:: Task prompt ::
Reproduce each line from the records that holds "зрения".

[START]

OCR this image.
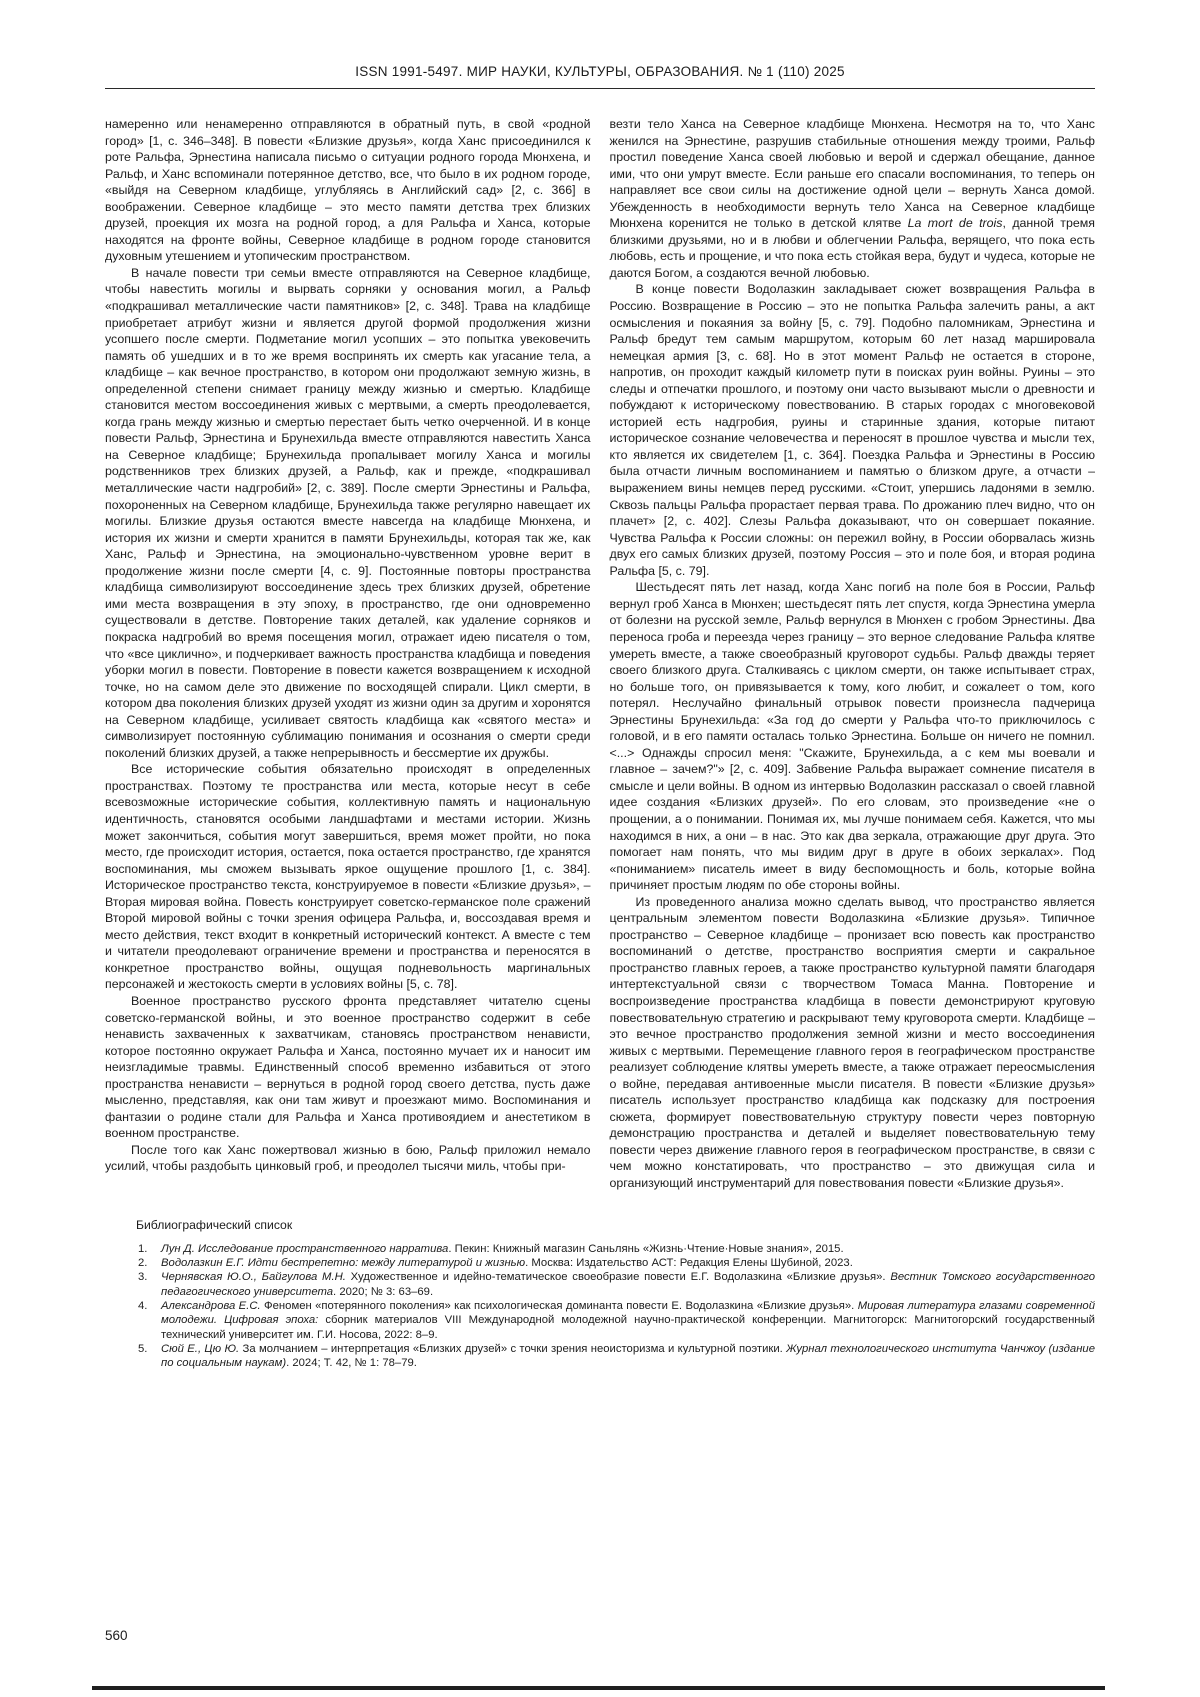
ISSN 1991-5497. МИР НАУКИ, КУЛЬТУРЫ, ОБРАЗОВАНИЯ. № 1 (110) 2025

намеренно или ненамеренно отправляются в обратный путь, в свой «родной город» [1, с. 346–348]. В повести «Близкие друзья», когда Ханс присоединился к роте Ральфа, Эрнестина написала письмо о ситуации родного города Мюнхена, и Ральф, и Ханс вспоминали потерянное детство, все, что было в их родном городе, «выйдя на Северном кладбище, углубляясь в Английский сад» [2, с. 366] в воображении. Северное кладбище – это место памяти детства трех близких друзей, проекция их мозга на родной город, а для Ральфа и Ханса, которые находятся на фронте войны, Северное кладбище в родном городе становится духовным утешением и утопическим пространством.

В начале повести три семьи вместе отправляются на Северное кладбище, чтобы навестить могилы и вырвать сорняки у основания могил, а Ральф «подкрашивал металлические части памятников» [2, с. 348]. Трава на кладбище приобретает атрибут жизни и является другой формой продолжения жизни усопшего после смерти. Подметание могил усопших – это попытка увековечить память об ушедших и в то же время воспринять их смерть как угасание тела, а кладбище – как вечное пространство, в котором они продолжают земную жизнь, в определенной степени снимает границу между жизнью и смертью. Кладбище становится местом воссоединения живых с мертвыми, а смерть преодолевается, когда грань между жизнью и смертью перестает быть четко очерченной. И в конце повести Ральф, Эрнестина и Брунехильда вместе отправляются навестить Ханса на Северное кладбище; Брунехильда пропалывает могилу Ханса и могилы родственников трех близких друзей, а Ральф, как и прежде, «подкрашивал металлические части надгробий» [2, с. 389]. После смерти Эрнестины и Ральфа, похороненных на Северном кладбище, Брунехильда также регулярно навещает их могилы. Близкие друзья остаются вместе навсегда на кладбище Мюнхена, и история их жизни и смерти хранится в памяти Брунехильды, которая так же, как Ханс, Ральф и Эрнестина, на эмоционально-чувственном уровне верит в продолжение жизни после смерти [4, с. 9]. Постоянные повторы пространства кладбища символизируют воссоединение здесь трех близких друзей, обретение ими места возвращения в эту эпоху, в пространство, где они одновременно существовали в детстве. Повторение таких деталей, как удаление сорняков и покраска надгробий во время посещения могил, отражает идею писателя о том, что «все циклично», и подчеркивает важность пространства кладбища и поведения уборки могил в повести. Повторение в повести кажется возвращением к исходной точке, но на самом деле это движение по восходящей спирали. Цикл смерти, в котором два поколения близких друзей уходят из жизни один за другим и хоронятся на Северном кладбище, усиливает святость кладбища как «святого места» и символизирует постоянную сублимацию понимания и осознания о смерти среди поколений близких друзей, а также непрерывность и бессмертие их дружбы.

Все исторические события обязательно происходят в определенных пространствах. Поэтому те пространства или места, которые несут в себе всевозможные исторические события, коллективную память и национальную идентичность, становятся особыми ландшафтами и местами истории. Жизнь может закончиться, события могут завершиться, время может пройти, но пока место, где происходит история, остается, пока остается пространство, где хранятся воспоминания, мы сможем вызывать яркое ощущение прошлого [1, с. 384]. Историческое пространство текста, конструируемое в повести «Близкие друзья», – Вторая мировая война. Повесть конструирует советско-германское поле сражений Второй мировой войны с точки зрения офицера Ральфа, и, воссоздавая время и место действия, текст входит в конкретный исторический контекст. А вместе с тем и читатели преодолевают ограничение времени и пространства и переносятся в конкретное пространство войны, ощущая подневольность маргинальных персонажей и жестокость смерти в условиях войны [5, с. 78].

Военное пространство русского фронта представляет читателю сцены советско-германской войны, и это военное пространство содержит в себе ненависть захваченных к захватчикам, становясь пространством ненависти, которое постоянно окружает Ральфа и Ханса, постоянно мучает их и наносит им неизгладимые травмы. Единственный способ временно избавиться от этого пространства ненависти – вернуться в родной город своего детства, пусть даже мысленно, представляя, как они там живут и проезжают мимо. Воспоминания и фантазии о родине стали для Ральфа и Ханса противоядием и анестетиком в военном пространстве.

После того как Ханс пожертвовал жизнью в бою, Ральф приложил немало усилий, чтобы раздобыть цинковый гроб, и преодолел тысячи миль, чтобы при-

везти тело Ханса на Северное кладбище Мюнхена. Несмотря на то, что Ханс женился на Эрнестине, разрушив стабильные отношения между троими, Ральф простил поведение Ханса своей любовью и верой и сдержал обещание, данное ими, что они умрут вместе. Если раньше его спасали воспоминания, то теперь он направляет все свои силы на достижение одной цели – вернуть Ханса домой. Убежденность в необходимости вернуть тело Ханса на Северное кладбище Мюнхена коренится не только в детской клятве La mort de trois, данной тремя близкими друзьями, но и в любви и облегчении Ральфа, верящего, что пока есть любовь, есть и прощение, и что пока есть стойкая вера, будут и чудеса, которые не даются Богом, а создаются вечной любовью.

В конце повести Водолазкин закладывает сюжет возвращения Ральфа в Россию. Возвращение в Россию – это не попытка Ральфа залечить раны, а акт осмысления и покаяния за войну [5, с. 79]. Подобно паломникам, Эрнестина и Ральф бредут тем самым маршрутом, которым 60 лет назад маршировала немецкая армия [3, с. 68]. Но в этот момент Ральф не остается в стороне, напротив, он проходит каждый километр пути в поисках руин войны. Руины – это следы и отпечатки прошлого, и поэтому они часто вызывают мысли о древности и побуждают к историческому повествованию. В старых городах с многовековой историей есть надгробия, руины и старинные здания, которые питают историческое сознание человечества и переносят в прошлое чувства и мысли тех, кто является их свидетелем [1, с. 364]. Поездка Ральфа и Эрнестины в Россию была отчасти личным воспоминанием и памятью о близком друге, а отчасти – выражением вины немцев перед русскими. «Стоит, упершись ладонями в землю. Сквозь пальцы Ральфа прорастает первая трава. По дрожанию плеч видно, что он плачет» [2, с. 402]. Слезы Ральфа доказывают, что он совершает покаяние. Чувства Ральфа к России сложны: он пережил войну, в России оборвалась жизнь двух его самых близких друзей, поэтому Россия – это и поле боя, и вторая родина Ральфа [5, с. 79].

Шестьдесят пять лет назад, когда Ханс погиб на поле боя в России, Ральф вернул гроб Ханса в Мюнхен; шестьдесят пять лет спустя, когда Эрнестина умерла от болезни на русской земле, Ральф вернулся в Мюнхен с гробом Эрнестины. Два переноса гроба и переезда через границу – это верное следование Ральфа клятве умереть вместе, а также своеобразный круговорот судьбы. Ральф дважды теряет своего близкого друга. Сталкиваясь с циклом смерти, он также испытывает страх, но больше того, он привязывается к тому, кого любит, и сожалеет о том, кого потерял. Неслучайно финальный отрывок повести произнесла падчерица Эрнестины Брунехильда: «За год до смерти у Ральфа что-то приключилось с головой, и в его памяти осталась только Эрнестина. Больше он ничего не помнил. <...> Однажды спросил меня: "Скажите, Брунехильда, а с кем мы воевали и главное – зачем?"» [2, с. 409]. Забвение Ральфа выражает сомнение писателя в смысле и цели войны. В одном из интервью Водолазкин рассказал о своей главной идее создания «Близких друзей». По его словам, это произведение «не о прощении, а о понимании. Понимая их, мы лучше понимаем себя. Кажется, что мы находимся в них, а они – в нас. Это как два зеркала, отражающие друг друга. Это помогает нам понять, что мы видим друг в друге в обоих зеркалах». Под «пониманием» писатель имеет в виду беспомощность и боль, которые война причиняет простым людям по обе стороны войны.

Из проведенного анализа можно сделать вывод, что пространство является центральным элементом повести Водолазкина «Близкие друзья». Типичное пространство – Северное кладбище – пронизает всю повесть как пространство воспоминаний о детстве, пространство восприятия смерти и сакральное пространство главных героев, а также пространство культурной памяти благодаря интертекстуальной связи с творчеством Томаса Манна. Повторение и воспроизведение пространства кладбища в повести демонстрируют круговую повествовательную стратегию и раскрывают тему круговорота смерти. Кладбище – это вечное пространство продолжения земной жизни и место воссоединения живых с мертвыми. Перемещение главного героя в географическом пространстве реализует соблюдение клятвы умереть вместе, а также отражает переосмысления о войне, передавая антивоенные мысли писателя. В повести «Близкие друзья» писатель использует пространство кладбища как подсказку для построения сюжета, формирует повествовательную структуру повести через повторную демонстрацию пространства и деталей и выделяет повествовательную тему повести через движение главного героя в географическом пространстве, в связи с чем можно констатировать, что пространство – это движущая сила и организующий инструментарий для повествования повести «Близкие друзья».

Библиографический список
1.	Лун Д. Исследование пространственного нарратива. Пекин: Книжный магазин Саньлянь «Жизнь·Чтение·Новые знания», 2015.
2.	Водолазкин Е.Г. Идти бестрепетно: между литературой и жизнью. Москва: Издательство АСТ: Редакция Елены Шубиной, 2023.
3.	Чернявская Ю.О., Байгулова М.Н. Художественное и идейно-тематическое своеобразие повести Е.Г. Водолазкина «Близкие друзья». Вестник Томского государственного педагогического университета. 2020; № 3: 63–69.
4.	Александрова Е.С. Феномен «потерянного поколения» как психологическая доминанта повести Е. Водолазкина «Близкие друзья». Мировая литература глазами современной молодежи. Цифровая эпоха: сборник материалов VIII Международной молодежной научно-практической конференции. Магнитогорск: Магнитогорский государственный технический университет им. Г.И. Носова, 2022: 8–9.
5.	Сюй Е., Цю Ю. За молчанием – интерпретация «Близких друзей» с точки зрения неоисторизма и культурной поэтики. Журнал технологического института Чанчжоу (издание по социальным наукам). 2024; Т. 42, № 1: 78–79.
560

[END]

:: Task output ::
Все исторические события обязательно происходят в определенных пространствах. Поэтому те пространства или места, которые несут в себе всевозможные исторические события, коллективную память и национальную идентичность, становятся особыми ландшафтами и местами истории. Жизнь может закончиться, события могут завершиться, время может пройти, но пока место, где происходит история, остается, пока остается пространство, где хранятся воспоминания, мы сможем вызывать яркое ощущение прошлого [1, с. 384]. Историческое пространство текста, конструируемое в повести «Близкие друзья», – Вторая мировая война. Повесть конструирует советско-германское поле сражений Второй мировой войны с точки зрения офицера Ральфа, и, воссоздавая время и место действия, текст входит в конкретный исторический контекст. А вместе с тем и читатели преодолевают ограничение времени и пространства и переносятся в конкретное пространство войны, ощущая подневольность маргинальных персонажей и жестокость смерти в условиях войны [5, с. 78].
5.	Сюй Е., Цю Ю. За молчанием – интерпретация «Близких друзей» с точки зрения неоисторизма и культурной поэтики. Журнал технологического института Чанчжоу (издание по социальным наукам). 2024; Т. 42, № 1: 78–79.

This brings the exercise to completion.